Your instructions >>
Exactly repeat the material, dropping only the pictures.

**** Task input ****

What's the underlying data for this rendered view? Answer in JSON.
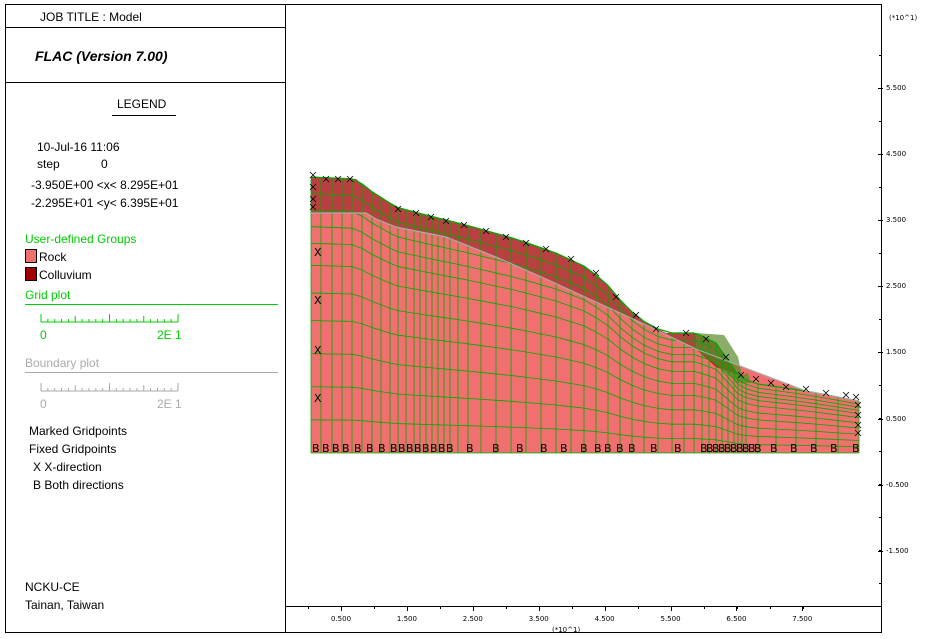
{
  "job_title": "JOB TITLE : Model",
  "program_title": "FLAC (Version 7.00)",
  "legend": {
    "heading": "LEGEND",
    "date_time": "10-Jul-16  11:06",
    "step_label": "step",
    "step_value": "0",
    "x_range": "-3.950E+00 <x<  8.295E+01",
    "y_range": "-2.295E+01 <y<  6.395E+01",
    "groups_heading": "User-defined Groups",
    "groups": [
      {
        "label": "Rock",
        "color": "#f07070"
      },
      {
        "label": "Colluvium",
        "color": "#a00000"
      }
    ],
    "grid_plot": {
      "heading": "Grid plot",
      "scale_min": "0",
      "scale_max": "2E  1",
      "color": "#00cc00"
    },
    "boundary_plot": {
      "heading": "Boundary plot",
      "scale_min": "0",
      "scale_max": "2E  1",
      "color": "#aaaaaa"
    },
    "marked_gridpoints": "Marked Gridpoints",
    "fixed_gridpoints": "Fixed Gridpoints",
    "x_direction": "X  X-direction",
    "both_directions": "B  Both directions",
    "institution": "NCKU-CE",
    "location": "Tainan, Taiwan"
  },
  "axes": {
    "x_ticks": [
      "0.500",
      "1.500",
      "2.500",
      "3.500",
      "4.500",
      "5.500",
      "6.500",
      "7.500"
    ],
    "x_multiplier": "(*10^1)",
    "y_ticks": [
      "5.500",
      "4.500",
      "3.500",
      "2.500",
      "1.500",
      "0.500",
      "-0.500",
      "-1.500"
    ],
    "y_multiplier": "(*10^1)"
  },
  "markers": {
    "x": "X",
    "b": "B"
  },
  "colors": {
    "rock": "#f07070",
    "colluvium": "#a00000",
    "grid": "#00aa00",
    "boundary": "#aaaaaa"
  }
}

****

Answer to this task >>
What's the underlying data for this rendered view? Answer in JSON.
{
  "job_title": "JOB TITLE : Model",
  "program_title": "FLAC (Version 7.00)",
  "legend": {
    "heading": "LEGEND",
    "date_time": "10-Jul-16  11:06",
    "step_label": "step",
    "step_value": "0",
    "x_range": "-3.950E+00 <x<  8.295E+01",
    "y_range": "-2.295E+01 <y<  6.395E+01",
    "groups_heading": "User-defined Groups",
    "groups": [
      {
        "label": "Rock",
        "color": "#f07070"
      },
      {
        "label": "Colluvium",
        "color": "#a00000"
      }
    ],
    "grid_plot": {
      "heading": "Grid plot",
      "scale_min": "0",
      "scale_max": "2E  1",
      "color": "#00cc00"
    },
    "boundary_plot": {
      "heading": "Boundary plot",
      "scale_min": "0",
      "scale_max": "2E  1",
      "color": "#aaaaaa"
    },
    "marked_gridpoints": "Marked Gridpoints",
    "fixed_gridpoints": "Fixed Gridpoints",
    "x_direction": "X  X-direction",
    "both_directions": "B  Both directions",
    "institution": "NCKU-CE",
    "location": "Tainan, Taiwan"
  },
  "axes": {
    "x_ticks": [
      "0.500",
      "1.500",
      "2.500",
      "3.500",
      "4.500",
      "5.500",
      "6.500",
      "7.500"
    ],
    "x_multiplier": "(*10^1)",
    "y_ticks": [
      "5.500",
      "4.500",
      "3.500",
      "2.500",
      "1.500",
      "0.500",
      "-0.500",
      "-1.500"
    ],
    "y_multiplier": "(*10^1)"
  },
  "markers": {
    "x": "X",
    "b": "B"
  },
  "colors": {
    "rock": "#f07070",
    "colluvium": "#a00000",
    "grid": "#00aa00",
    "boundary": "#aaaaaa"
  }
}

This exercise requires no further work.